— start of DATA FOR THE TASK —
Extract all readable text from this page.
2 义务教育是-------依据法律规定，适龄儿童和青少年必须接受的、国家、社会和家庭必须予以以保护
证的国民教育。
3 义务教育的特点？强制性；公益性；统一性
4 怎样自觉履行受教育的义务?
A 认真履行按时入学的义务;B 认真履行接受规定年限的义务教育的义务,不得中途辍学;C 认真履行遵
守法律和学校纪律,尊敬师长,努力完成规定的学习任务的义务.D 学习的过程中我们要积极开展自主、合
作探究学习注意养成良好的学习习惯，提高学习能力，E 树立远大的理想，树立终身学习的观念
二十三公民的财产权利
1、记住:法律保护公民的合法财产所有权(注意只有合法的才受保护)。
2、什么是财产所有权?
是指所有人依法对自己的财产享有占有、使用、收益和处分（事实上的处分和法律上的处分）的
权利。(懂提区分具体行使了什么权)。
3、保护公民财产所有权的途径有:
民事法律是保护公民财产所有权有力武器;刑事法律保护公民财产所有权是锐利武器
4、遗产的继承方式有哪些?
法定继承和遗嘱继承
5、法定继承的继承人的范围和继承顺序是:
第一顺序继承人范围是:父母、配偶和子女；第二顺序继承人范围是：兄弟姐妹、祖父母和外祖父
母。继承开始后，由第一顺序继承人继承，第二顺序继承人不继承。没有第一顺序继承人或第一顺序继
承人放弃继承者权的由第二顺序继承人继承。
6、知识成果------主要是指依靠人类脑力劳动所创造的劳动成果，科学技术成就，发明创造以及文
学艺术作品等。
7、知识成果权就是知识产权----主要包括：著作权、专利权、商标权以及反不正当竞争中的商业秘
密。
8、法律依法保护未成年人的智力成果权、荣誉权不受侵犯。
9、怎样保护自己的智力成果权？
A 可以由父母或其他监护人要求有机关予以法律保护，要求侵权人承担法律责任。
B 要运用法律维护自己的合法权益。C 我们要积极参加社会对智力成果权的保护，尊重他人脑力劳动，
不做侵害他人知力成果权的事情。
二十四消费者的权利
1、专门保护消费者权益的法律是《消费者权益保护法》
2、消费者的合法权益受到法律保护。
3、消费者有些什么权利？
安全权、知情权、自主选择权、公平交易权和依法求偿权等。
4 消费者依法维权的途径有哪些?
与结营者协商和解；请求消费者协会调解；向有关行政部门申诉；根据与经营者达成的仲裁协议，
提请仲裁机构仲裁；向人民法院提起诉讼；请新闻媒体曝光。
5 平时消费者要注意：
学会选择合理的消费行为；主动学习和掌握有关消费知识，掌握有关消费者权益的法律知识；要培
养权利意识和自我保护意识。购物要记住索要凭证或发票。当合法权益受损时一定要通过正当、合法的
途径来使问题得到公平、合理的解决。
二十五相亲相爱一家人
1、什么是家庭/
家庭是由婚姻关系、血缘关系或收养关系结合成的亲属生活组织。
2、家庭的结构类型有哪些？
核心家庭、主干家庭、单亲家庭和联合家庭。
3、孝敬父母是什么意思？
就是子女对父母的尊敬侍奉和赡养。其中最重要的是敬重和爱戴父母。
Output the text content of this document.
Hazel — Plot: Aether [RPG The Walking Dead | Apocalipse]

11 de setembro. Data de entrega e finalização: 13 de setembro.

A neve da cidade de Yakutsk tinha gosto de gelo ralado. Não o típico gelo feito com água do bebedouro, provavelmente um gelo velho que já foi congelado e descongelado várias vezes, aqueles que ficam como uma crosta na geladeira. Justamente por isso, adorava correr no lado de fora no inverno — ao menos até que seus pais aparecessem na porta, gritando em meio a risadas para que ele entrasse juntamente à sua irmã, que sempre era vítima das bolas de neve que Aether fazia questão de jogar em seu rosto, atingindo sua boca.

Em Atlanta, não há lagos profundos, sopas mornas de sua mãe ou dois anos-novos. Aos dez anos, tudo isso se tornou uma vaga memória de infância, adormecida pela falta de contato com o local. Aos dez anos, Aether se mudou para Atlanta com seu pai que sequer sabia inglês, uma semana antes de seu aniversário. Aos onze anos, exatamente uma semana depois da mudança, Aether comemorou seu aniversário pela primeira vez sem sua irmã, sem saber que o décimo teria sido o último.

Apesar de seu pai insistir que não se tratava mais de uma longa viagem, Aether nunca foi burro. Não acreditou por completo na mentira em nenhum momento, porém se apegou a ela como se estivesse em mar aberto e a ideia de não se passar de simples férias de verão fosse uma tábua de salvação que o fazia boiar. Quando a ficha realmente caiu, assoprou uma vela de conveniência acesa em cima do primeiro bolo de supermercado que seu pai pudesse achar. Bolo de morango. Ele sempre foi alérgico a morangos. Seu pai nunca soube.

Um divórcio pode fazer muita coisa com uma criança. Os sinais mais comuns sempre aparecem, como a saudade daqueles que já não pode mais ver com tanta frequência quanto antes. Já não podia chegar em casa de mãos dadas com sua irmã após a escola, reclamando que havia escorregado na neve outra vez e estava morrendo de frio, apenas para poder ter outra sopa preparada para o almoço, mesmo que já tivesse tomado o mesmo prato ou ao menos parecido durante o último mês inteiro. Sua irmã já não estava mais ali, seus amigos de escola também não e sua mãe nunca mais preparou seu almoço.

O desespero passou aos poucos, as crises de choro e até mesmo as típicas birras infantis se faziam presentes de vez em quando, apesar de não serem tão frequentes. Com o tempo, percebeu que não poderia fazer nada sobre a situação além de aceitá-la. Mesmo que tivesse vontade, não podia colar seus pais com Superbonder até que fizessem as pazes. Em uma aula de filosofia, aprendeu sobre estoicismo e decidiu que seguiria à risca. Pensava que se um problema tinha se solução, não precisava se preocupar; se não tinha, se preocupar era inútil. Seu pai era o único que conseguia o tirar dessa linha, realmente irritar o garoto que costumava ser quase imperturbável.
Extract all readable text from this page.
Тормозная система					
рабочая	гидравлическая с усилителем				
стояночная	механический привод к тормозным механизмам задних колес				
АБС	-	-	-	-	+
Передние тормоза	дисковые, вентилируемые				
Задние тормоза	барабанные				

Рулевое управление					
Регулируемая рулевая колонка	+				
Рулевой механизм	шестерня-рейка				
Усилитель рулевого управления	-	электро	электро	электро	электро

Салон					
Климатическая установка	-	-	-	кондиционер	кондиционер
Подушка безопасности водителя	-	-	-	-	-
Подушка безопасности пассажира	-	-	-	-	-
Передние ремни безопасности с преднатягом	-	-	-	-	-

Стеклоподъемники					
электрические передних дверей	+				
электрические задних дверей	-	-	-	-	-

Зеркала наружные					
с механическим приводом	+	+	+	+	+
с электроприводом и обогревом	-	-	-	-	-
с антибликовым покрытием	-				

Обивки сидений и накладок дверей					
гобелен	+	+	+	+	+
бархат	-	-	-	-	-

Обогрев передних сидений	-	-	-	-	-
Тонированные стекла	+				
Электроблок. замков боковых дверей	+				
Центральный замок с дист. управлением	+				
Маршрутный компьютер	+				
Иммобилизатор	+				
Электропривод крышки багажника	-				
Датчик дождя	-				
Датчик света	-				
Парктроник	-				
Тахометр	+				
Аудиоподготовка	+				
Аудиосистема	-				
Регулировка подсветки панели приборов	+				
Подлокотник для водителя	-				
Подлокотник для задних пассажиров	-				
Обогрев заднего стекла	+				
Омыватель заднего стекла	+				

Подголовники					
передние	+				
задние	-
— end of DATA FOR THE TASK —
_GIVEN EXERCISE:_ Copy out the whole listing exactly.

_EXPECTED ANSWER:_
Extract all readable text from this page.
2 义务教育是-------依据法律规定，适龄儿童和青少年必须接受的、国家、社会和家庭必须予以以保护
证的国民教育。
3 义务教育的特点？强制性；公益性；统一性
4 怎样自觉履行受教育的义务?
A 认真履行按时入学的义务;B 认真履行接受规定年限的义务教育的义务,不得中途辍学;C 认真履行遵
守法律和学校纪律,尊敬师长,努力完成规定的学习任务的义务.D 学习的过程中我们要积极开展自主、合
作探究学习注意养成良好的学习习惯，提高学习能力，E 树立远大的理想，树立终身学习的观念
二十三公民的财产权利
1、记住:法律保护公民的合法财产所有权(注意只有合法的才受保护)。
2、什么是财产所有权?
是指所有人依法对自己的财产享有占有、使用、收益和处分（事实上的处分和法律上的处分）的
权利。(懂提区分具体行使了什么权)。
3、保护公民财产所有权的途径有:
民事法律是保护公民财产所有权有力武器;刑事法律保护公民财产所有权是锐利武器
4、遗产的继承方式有哪些?
法定继承和遗嘱继承
5、法定继承的继承人的范围和继承顺序是:
第一顺序继承人范围是:父母、配偶和子女；第二顺序继承人范围是：兄弟姐妹、祖父母和外祖父
母。继承开始后，由第一顺序继承人继承，第二顺序继承人不继承。没有第一顺序继承人或第一顺序继
承人放弃继承者权的由第二顺序继承人继承。
6、知识成果------主要是指依靠人类脑力劳动所创造的劳动成果，科学技术成就，发明创造以及文
学艺术作品等。
7、知识成果权就是知识产权----主要包括：著作权、专利权、商标权以及反不正当竞争中的商业秘
密。
8、法律依法保护未成年人的智力成果权、荣誉权不受侵犯。
9、怎样保护自己的智力成果权？
A 可以由父母或其他监护人要求有机关予以法律保护，要求侵权人承担法律责任。
B 要运用法律维护自己的合法权益。C 我们要积极参加社会对智力成果权的保护，尊重他人脑力劳动，
不做侵害他人知力成果权的事情。
二十四消费者的权利
1、专门保护消费者权益的法律是《消费者权益保护法》
2、消费者的合法权益受到法律保护。
3、消费者有些什么权利？
安全权、知情权、自主选择权、公平交易权和依法求偿权等。
4 消费者依法维权的途径有哪些?
与结营者协商和解；请求消费者协会调解；向有关行政部门申诉；根据与经营者达成的仲裁协议，
提请仲裁机构仲裁；向人民法院提起诉讼；请新闻媒体曝光。
5 平时消费者要注意：
学会选择合理的消费行为；主动学习和掌握有关消费知识，掌握有关消费者权益的法律知识；要培
养权利意识和自我保护意识。购物要记住索要凭证或发票。当合法权益受损时一定要通过正当、合法的
途径来使问题得到公平、合理的解决。
二十五相亲相爱一家人
1、什么是家庭/
家庭是由婚姻关系、血缘关系或收养关系结合成的亲属生活组织。
2、家庭的结构类型有哪些？
核心家庭、主干家庭、单亲家庭和联合家庭。
3、孝敬父母是什么意思？
就是子女对父母的尊敬侍奉和赡养。其中最重要的是敬重和爱戴父母。
Output the text content of this document.
Hazel — Plot: Aether [RPG The Walking Dead | Apocalipse]

11 de setembro. Data de entrega e finalização: 13 de setembro.

A neve da cidade de Yakutsk tinha gosto de gelo ralado. Não o típico gelo feito com água do bebedouro, provavelmente um gelo velho que já foi congelado e descongelado várias vezes, aqueles que ficam como uma crosta na geladeira. Justamente por isso, adorava correr no lado de fora no inverno — ao menos até que seus pais aparecessem na porta, gritando em meio a risadas para que ele entrasse juntamente à sua irmã, que sempre era vítima das bolas de neve que Aether fazia questão de jogar em seu rosto, atingindo sua boca.

Em Atlanta, não há lagos profundos, sopas mornas de sua mãe ou dois anos-novos. Aos dez anos, tudo isso se tornou uma vaga memória de infância, adormecida pela falta de contato com o local. Aos dez anos, Aether se mudou para Atlanta com seu pai que sequer sabia inglês, uma semana antes de seu aniversário. Aos onze anos, exatamente uma semana depois da mudança, Aether comemorou seu aniversário pela primeira vez sem sua irmã, sem saber que o décimo teria sido o último.

Apesar de seu pai insistir que não se tratava mais de uma longa viagem, Aether nunca foi burro. Não acreditou por completo na mentira em nenhum momento, porém se apegou a ela como se estivesse em mar aberto e a ideia de não se passar de simples férias de verão fosse uma tábua de salvação que o fazia boiar. Quando a ficha realmente caiu, assoprou uma vela de conveniência acesa em cima do primeiro bolo de supermercado que seu pai pudesse achar. Bolo de morango. Ele sempre foi alérgico a morangos. Seu pai nunca soube.

Um divórcio pode fazer muita coisa com uma criança. Os sinais mais comuns sempre aparecem, como a saudade daqueles que já não pode mais ver com tanta frequência quanto antes. Já não podia chegar em casa de mãos dadas com sua irmã após a escola, reclamando que havia escorregado na neve outra vez e estava morrendo de frio, apenas para poder ter outra sopa preparada para o almoço, mesmo que já tivesse tomado o mesmo prato ou ao menos parecido durante o último mês inteiro. Sua irmã já não estava mais ali, seus amigos de escola também não e sua mãe nunca mais preparou seu almoço.

O desespero passou aos poucos, as crises de choro e até mesmo as típicas birras infantis se faziam presentes de vez em quando, apesar de não serem tão frequentes. Com o tempo, percebeu que não poderia fazer nada sobre a situação além de aceitá-la. Mesmo que tivesse vontade, não podia colar seus pais com Superbonder até que fizessem as pazes. Em uma aula de filosofia, aprendeu sobre estoicismo e decidiu que seguiria à risca. Pensava que se um problema tinha se solução, não precisava se preocupar; se não tinha, se preocupar era inútil. Seu pai era o único que conseguia o tirar dessa linha, realmente irritar o garoto que costumava ser quase imperturbável.
Extract all readable text from this page.
Тормозная система					
рабочая	гидравлическая с усилителем				
стояночная	механический привод к тормозным механизмам задних колес				
АБС	-	-	-	-	+
Передние тормоза	дисковые, вентилируемые				
Задние тормоза	барабанные				

Рулевое управление					
Регулируемая рулевая колонка	+				
Рулевой механизм	шестерня-рейка				
Усилитель рулевого управления	-	электро	электро	электро	электро

Салон					
Климатическая установка	-	-	-	кондиционер	кондиционер
Подушка безопасности водителя	-	-	-	-	-
Подушка безопасности пассажира	-	-	-	-	-
Передние ремни безопасности с преднатягом	-	-	-	-	-

Стеклоподъемники					
электрические передних дверей	+				
электрические задних дверей	-	-	-	-	-

Зеркала наружные					
с механическим приводом	+	+	+	+	+
с электроприводом и обогревом	-	-	-	-	-
с антибликовым покрытием	-				

Обивки сидений и накладок дверей					
гобелен	+	+	+	+	+
бархат	-	-	-	-	-

Обогрев передних сидений	-	-	-	-	-
Тонированные стекла	+				
Электроблок. замков боковых дверей	+				
Центральный замок с дист. управлением	+				
Маршрутный компьютер	+				
Иммобилизатор	+				
Электропривод крышки багажника	-				
Датчик дождя	-				
Датчик света	-				
Парктроник	-				
Тахометр	+				
Аудиоподготовка	+				
Аудиосистема	-				
Регулировка подсветки панели приборов	+				
Подлокотник для водителя	-				
Подлокотник для задних пассажиров	-				
Обогрев заднего стекла	+				
Омыватель заднего стекла	+				

Подголовники					
передние	+				
задние	-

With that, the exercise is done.